**** Records to process ****

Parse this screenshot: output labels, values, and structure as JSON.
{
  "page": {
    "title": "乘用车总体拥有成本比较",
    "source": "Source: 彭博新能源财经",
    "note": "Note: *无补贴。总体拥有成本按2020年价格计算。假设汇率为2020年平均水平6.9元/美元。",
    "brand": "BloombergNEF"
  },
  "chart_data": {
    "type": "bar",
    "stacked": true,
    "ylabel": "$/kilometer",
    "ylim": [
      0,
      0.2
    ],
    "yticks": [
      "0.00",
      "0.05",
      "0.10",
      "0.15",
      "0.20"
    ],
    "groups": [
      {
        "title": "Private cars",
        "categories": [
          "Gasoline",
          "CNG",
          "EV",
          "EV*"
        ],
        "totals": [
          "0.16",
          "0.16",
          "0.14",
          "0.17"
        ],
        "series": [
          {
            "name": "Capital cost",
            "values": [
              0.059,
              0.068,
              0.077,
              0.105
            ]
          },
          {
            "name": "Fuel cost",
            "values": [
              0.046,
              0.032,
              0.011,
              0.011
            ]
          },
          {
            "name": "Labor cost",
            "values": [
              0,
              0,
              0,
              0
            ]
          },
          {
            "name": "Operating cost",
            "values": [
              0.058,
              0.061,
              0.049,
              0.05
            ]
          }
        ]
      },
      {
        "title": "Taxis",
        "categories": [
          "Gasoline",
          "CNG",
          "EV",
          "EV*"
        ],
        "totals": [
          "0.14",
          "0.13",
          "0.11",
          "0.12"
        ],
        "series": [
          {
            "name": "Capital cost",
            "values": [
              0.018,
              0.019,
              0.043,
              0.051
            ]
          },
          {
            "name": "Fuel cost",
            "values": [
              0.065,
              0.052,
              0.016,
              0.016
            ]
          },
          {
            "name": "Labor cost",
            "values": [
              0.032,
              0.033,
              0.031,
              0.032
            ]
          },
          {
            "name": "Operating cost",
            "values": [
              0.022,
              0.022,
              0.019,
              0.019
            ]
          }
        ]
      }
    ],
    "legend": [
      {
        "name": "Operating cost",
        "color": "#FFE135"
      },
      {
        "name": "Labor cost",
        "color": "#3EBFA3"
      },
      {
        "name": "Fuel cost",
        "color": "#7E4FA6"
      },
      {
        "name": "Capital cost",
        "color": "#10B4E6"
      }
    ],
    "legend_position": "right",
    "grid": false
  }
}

****

Exercise directions:
Extract the complete listing above, reproducing each line exactly.

Solution to this exercise:
Parse this screenshot: output labels, values, and structure as JSON.
{
  "page": {
    "title": "乘用车总体拥有成本比较",
    "source": "Source: 彭博新能源财经",
    "note": "Note: *无补贴。总体拥有成本按2020年价格计算。假设汇率为2020年平均水平6.9元/美元。",
    "brand": "BloombergNEF"
  },
  "chart_data": {
    "type": "bar",
    "stacked": true,
    "ylabel": "$/kilometer",
    "ylim": [
      0,
      0.2
    ],
    "yticks": [
      "0.00",
      "0.05",
      "0.10",
      "0.15",
      "0.20"
    ],
    "groups": [
      {
        "title": "Private cars",
        "categories": [
          "Gasoline",
          "CNG",
          "EV",
          "EV*"
        ],
        "totals": [
          "0.16",
          "0.16",
          "0.14",
          "0.17"
        ],
        "series": [
          {
            "name": "Capital cost",
            "values": [
              0.059,
              0.068,
              0.077,
              0.105
            ]
          },
          {
            "name": "Fuel cost",
            "values": [
              0.046,
              0.032,
              0.011,
              0.011
            ]
          },
          {
            "name": "Labor cost",
            "values": [
              0,
              0,
              0,
              0
            ]
          },
          {
            "name": "Operating cost",
            "values": [
              0.058,
              0.061,
              0.049,
              0.05
            ]
          }
        ]
      },
      {
        "title": "Taxis",
        "categories": [
          "Gasoline",
          "CNG",
          "EV",
          "EV*"
        ],
        "totals": [
          "0.14",
          "0.13",
          "0.11",
          "0.12"
        ],
        "series": [
          {
            "name": "Capital cost",
            "values": [
              0.018,
              0.019,
              0.043,
              0.051
            ]
          },
          {
            "name": "Fuel cost",
            "values": [
              0.065,
              0.052,
              0.016,
              0.016
            ]
          },
          {
            "name": "Labor cost",
            "values": [
              0.032,
              0.033,
              0.031,
              0.032
            ]
          },
          {
            "name": "Operating cost",
            "values": [
              0.022,
              0.022,
              0.019,
              0.019
            ]
          }
        ]
      }
    ],
    "legend": [
      {
        "name": "Operating cost",
        "color": "#FFE135"
      },
      {
        "name": "Labor cost",
        "color": "#3EBFA3"
      },
      {
        "name": "Fuel cost",
        "color": "#7E4FA6"
      },
      {
        "name": "Capital cost",
        "color": "#10B4E6"
      }
    ],
    "legend_position": "right",
    "grid": false
  }
}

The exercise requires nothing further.